TEXTO SELECIONADO>
※ ※ ※
Nenhuma outra nação promoveu, em apenas meio século, uma revolução agrícola comparável à do Brasil – e o desafio agora é garantir que esse salto seja, de fato, sustentável. Foi com essa afirmação que o ex-ministro da Agricultura Roberto Rodrigues, hoje coordenador do Centro de Agronegócio da FGV-EESP e referência mundial no tema, abriu sua participação no Fórum “Seguros e Agronegócio na COP30”, realizado pela CNseg, ABAG e FGV Agro, nesta quinta-feira (20), na Casa do Seguro, em Belém (PA).
Em sua fala, Rodrigues situou o Brasil no centro da agricultura tropical mundial e destacou que o seguro rural é peça-chave para garantir renda, estabilidade e competitividade diante da escalada dos riscos climáticos extremos.
Antes de Rodrigues, o presidente da CNseg, Dyogo Oliveira, resgatou o papel histórico do ex-ministro na criação do Programa de Subvenção ao Seguro Rural (PSR) e, em seguida, chamou atenção para o tamanho das perdas já em curso.
※ ※ ※
ITENS EXIBIDOS>
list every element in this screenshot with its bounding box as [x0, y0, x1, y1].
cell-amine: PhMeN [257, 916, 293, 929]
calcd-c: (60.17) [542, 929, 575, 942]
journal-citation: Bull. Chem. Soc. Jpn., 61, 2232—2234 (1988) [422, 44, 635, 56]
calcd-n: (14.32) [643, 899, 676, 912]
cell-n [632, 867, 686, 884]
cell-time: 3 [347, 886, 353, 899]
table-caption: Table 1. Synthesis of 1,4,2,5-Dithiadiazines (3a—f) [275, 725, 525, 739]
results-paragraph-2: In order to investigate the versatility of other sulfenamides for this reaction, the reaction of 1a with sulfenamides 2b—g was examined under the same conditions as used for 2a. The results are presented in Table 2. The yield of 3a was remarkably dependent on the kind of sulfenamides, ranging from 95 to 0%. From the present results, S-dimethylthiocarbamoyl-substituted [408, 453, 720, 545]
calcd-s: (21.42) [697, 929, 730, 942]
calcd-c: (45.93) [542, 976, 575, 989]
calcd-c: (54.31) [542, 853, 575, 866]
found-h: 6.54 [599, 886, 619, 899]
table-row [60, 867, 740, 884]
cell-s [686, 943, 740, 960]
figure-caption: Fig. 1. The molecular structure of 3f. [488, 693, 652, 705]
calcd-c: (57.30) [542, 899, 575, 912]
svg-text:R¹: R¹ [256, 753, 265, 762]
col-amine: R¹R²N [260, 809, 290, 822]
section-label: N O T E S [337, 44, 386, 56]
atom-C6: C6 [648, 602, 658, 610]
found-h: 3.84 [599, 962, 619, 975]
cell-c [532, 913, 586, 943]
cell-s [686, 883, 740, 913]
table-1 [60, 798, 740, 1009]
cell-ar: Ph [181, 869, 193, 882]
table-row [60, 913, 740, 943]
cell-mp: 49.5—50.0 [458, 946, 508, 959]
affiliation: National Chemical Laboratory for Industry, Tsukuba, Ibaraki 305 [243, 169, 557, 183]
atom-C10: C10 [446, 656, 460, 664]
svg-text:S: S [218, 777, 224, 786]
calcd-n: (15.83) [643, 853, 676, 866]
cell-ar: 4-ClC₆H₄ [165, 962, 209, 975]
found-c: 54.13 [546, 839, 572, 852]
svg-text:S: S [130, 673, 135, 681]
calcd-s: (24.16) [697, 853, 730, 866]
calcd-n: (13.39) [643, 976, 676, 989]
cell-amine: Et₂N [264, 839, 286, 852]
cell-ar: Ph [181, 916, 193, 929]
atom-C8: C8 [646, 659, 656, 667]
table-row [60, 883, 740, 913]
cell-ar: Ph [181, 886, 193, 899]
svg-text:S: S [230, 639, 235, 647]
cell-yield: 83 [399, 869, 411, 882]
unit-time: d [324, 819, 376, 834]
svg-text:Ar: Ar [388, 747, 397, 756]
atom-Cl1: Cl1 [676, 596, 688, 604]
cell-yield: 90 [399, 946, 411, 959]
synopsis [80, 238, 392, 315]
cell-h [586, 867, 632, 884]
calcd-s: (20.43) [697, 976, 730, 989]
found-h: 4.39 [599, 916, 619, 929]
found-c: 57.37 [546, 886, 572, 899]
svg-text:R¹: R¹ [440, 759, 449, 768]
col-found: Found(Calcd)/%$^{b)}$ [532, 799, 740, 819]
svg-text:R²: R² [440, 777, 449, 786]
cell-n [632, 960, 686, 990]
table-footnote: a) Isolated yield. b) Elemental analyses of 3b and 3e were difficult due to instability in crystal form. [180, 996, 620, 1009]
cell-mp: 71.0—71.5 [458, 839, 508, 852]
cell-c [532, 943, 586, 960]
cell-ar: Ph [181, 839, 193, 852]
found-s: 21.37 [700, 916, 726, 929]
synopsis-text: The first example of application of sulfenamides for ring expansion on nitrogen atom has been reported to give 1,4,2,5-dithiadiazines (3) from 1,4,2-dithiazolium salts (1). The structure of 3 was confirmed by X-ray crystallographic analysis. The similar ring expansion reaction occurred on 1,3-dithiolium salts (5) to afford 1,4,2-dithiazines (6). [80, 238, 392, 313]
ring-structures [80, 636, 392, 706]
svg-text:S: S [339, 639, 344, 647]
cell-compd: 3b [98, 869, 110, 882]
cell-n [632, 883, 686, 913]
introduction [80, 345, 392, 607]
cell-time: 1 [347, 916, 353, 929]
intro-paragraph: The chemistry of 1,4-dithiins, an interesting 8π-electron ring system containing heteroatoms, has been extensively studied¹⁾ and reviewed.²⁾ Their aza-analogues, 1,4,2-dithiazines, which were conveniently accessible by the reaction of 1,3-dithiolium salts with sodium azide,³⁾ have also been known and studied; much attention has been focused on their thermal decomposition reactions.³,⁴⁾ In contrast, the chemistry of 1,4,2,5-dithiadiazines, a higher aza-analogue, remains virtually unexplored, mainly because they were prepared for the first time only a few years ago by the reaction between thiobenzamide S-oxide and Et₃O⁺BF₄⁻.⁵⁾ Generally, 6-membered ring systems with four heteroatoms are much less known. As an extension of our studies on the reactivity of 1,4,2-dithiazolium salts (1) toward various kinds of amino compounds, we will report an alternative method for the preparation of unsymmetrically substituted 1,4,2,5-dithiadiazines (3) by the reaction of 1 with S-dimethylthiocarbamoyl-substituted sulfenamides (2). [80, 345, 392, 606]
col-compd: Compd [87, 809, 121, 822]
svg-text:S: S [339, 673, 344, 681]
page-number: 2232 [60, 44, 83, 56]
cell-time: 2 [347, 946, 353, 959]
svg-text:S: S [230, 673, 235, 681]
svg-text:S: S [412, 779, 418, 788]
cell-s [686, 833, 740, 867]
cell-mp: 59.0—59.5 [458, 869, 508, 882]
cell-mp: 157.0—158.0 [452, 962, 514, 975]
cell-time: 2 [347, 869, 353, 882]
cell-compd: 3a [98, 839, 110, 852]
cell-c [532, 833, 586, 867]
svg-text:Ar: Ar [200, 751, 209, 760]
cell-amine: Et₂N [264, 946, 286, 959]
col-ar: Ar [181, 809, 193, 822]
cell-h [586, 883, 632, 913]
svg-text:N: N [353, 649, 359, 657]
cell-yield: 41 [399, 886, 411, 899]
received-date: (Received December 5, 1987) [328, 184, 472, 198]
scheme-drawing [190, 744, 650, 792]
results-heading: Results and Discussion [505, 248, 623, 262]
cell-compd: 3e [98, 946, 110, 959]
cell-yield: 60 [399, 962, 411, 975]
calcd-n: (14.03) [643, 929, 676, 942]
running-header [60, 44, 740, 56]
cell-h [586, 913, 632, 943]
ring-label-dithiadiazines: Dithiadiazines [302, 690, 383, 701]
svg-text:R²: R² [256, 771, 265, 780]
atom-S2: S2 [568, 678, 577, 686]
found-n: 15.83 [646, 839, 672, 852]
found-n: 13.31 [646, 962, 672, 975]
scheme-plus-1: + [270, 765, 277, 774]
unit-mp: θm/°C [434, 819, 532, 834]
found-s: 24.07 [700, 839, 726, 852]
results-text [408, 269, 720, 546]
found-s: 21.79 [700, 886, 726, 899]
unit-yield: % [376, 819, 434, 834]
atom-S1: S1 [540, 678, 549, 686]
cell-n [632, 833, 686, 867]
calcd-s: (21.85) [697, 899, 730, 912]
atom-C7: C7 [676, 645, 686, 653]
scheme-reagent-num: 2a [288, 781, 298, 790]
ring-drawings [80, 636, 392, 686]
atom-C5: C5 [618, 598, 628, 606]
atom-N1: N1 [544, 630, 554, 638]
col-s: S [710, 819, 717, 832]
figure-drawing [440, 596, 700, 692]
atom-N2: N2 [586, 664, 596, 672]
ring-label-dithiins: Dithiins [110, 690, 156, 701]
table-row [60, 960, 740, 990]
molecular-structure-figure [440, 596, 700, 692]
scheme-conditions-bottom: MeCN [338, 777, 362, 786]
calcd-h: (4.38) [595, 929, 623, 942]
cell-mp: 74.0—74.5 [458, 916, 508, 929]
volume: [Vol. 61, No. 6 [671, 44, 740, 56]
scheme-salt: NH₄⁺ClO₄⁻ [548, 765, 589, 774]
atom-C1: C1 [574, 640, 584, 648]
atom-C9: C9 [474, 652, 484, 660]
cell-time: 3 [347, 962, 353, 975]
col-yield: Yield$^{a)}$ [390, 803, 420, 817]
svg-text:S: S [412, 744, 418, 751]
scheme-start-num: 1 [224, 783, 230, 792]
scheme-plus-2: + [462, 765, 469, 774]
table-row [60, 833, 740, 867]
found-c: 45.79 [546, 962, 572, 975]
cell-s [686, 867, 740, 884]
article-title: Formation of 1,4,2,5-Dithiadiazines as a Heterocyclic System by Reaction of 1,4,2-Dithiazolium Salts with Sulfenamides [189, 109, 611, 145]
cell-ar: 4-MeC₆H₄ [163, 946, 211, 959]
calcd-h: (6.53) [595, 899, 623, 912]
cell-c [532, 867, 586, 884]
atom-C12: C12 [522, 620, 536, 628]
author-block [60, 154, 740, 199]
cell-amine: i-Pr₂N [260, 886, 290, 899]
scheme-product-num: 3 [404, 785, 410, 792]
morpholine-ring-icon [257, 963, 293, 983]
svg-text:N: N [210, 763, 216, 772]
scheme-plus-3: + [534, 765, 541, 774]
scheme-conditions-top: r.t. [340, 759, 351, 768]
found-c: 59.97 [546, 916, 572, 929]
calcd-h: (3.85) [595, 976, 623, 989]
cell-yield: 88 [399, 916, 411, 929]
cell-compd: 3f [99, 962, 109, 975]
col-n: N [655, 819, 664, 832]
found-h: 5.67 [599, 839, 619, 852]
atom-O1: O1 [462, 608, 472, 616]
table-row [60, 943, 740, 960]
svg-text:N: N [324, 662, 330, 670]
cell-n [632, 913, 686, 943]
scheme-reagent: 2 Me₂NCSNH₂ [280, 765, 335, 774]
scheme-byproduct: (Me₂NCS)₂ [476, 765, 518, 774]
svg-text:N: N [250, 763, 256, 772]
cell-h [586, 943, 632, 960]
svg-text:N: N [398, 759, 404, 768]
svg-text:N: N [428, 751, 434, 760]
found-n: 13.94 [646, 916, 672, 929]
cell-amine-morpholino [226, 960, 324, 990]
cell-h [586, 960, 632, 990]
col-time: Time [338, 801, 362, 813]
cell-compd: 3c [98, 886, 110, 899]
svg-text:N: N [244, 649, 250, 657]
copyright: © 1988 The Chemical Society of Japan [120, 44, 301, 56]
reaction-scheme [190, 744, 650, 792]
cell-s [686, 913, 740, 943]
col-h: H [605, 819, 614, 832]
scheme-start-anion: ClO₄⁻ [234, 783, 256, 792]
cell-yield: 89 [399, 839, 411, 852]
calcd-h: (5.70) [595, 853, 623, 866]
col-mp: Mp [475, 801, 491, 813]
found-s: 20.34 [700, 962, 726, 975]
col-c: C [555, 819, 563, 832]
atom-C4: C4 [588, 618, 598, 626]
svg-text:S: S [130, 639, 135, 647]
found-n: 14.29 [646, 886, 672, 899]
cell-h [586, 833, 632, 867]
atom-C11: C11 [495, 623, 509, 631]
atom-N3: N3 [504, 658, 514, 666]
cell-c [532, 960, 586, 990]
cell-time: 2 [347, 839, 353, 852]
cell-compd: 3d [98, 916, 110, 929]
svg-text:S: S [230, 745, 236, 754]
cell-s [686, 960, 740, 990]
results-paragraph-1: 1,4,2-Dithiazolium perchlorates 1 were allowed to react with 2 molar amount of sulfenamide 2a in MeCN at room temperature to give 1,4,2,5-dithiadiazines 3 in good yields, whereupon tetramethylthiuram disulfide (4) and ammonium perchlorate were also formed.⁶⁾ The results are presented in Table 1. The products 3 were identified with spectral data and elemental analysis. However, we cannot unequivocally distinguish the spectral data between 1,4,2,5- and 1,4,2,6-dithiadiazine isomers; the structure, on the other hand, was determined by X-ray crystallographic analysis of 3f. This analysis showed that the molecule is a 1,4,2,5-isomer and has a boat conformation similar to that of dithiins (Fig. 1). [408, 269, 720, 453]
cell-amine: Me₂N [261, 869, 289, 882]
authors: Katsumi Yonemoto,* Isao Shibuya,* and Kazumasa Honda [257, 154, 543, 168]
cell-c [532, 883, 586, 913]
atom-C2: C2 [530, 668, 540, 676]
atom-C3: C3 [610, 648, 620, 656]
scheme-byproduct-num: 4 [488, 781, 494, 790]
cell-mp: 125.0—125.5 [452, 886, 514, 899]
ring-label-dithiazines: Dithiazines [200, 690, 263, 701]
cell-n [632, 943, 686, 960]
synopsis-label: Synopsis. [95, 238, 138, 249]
※ ※ ※
INSTRUÇÕES>
Por favor, retome o texto sobre o fórum de seguros e agronegócio na COP30 logo após a última frase dele.

RESULTADO FINAL>
Segundo Dyogo, o Brasil enfrenta, em média, 4.500 eventos climáticos por ano, com prejuízos econômicos que chegaram a R$ 200 bilhões no último triênio — mais da metade concentrada no agronegócio. Apesar desse cenário, a área coberta pelo seguro rural desabou de 16% da área plantada em 2020 para menos de 3% neste ano, reflexo direto do contingenciamento do PSR (Programa de Subvenção ao Prêmio do Seguro Rural) — um paradoxo em plena era dos extremos climáticos.
Roberto Rodrigues aprofundou essa urgência ao defender que o agro brasileiro só cumprirá seu papel no combate global à fome, às desigualdades e à crise climática se houver uma política consistente de renda no campo, e o seguro rural é o vértice desse modelo.
Para o ex-ministro, o seguro não apenas protege o produtor, mas eleva o nível tecnológico, fortalece o crédito privado e evita ciclos de endividamento que se repetem após cada evento climático severo. Ao final, deixou uma mensagem de esperança: “o Brasil pode liderar o cinturão agrícola tropical no mundo e o seguro é condição essencial para que esse futuro se concretize”, disse.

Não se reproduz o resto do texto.